═════ RECORDS FOR PROCESSING ═════
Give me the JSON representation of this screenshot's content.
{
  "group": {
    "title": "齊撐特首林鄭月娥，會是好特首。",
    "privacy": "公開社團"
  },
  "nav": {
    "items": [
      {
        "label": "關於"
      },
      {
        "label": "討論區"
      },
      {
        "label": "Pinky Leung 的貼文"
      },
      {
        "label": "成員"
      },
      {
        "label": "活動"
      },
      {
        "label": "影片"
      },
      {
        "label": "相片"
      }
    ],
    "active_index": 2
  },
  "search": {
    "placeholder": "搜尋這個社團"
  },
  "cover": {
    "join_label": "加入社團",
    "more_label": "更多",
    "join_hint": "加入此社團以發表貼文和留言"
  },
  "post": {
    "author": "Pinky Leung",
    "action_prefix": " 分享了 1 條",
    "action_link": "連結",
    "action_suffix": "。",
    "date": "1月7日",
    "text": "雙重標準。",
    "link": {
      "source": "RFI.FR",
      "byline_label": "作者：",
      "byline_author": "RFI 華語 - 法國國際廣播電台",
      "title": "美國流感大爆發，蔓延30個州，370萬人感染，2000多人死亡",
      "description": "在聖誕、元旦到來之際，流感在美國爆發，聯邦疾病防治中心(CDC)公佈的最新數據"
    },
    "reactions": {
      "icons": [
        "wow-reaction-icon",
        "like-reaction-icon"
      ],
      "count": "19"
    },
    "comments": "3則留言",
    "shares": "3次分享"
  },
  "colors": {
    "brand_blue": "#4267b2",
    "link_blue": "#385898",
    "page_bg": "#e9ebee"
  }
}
═════
**WHAT THE TASK ASKS**
Your task is to repeat every entry exactly.

**COMPLETED EXERCISE**
Give me the JSON representation of this screenshot's content.
{
  "group": {
    "title": "齊撐特首林鄭月娥，會是好特首。",
    "privacy": "公開社團"
  },
  "nav": {
    "items": [
      {
        "label": "關於"
      },
      {
        "label": "討論區"
      },
      {
        "label": "Pinky Leung 的貼文"
      },
      {
        "label": "成員"
      },
      {
        "label": "活動"
      },
      {
        "label": "影片"
      },
      {
        "label": "相片"
      }
    ],
    "active_index": 2
  },
  "search": {
    "placeholder": "搜尋這個社團"
  },
  "cover": {
    "join_label": "加入社團",
    "more_label": "更多",
    "join_hint": "加入此社團以發表貼文和留言"
  },
  "post": {
    "author": "Pinky Leung",
    "action_prefix": " 分享了 1 條",
    "action_link": "連結",
    "action_suffix": "。",
    "date": "1月7日",
    "text": "雙重標準。",
    "link": {
      "source": "RFI.FR",
      "byline_label": "作者：",
      "byline_author": "RFI 華語 - 法國國際廣播電台",
      "title": "美國流感大爆發，蔓延30個州，370萬人感染，2000多人死亡",
      "description": "在聖誕、元旦到來之際，流感在美國爆發，聯邦疾病防治中心(CDC)公佈的最新數據"
    },
    "reactions": {
      "icons": [
        "wow-reaction-icon",
        "like-reaction-icon"
      ],
      "count": "19"
    },
    "comments": "3則留言",
    "shares": "3次分享"
  },
  "colors": {
    "brand_blue": "#4267b2",
    "link_blue": "#385898",
    "page_bg": "#e9ebee"
  }
}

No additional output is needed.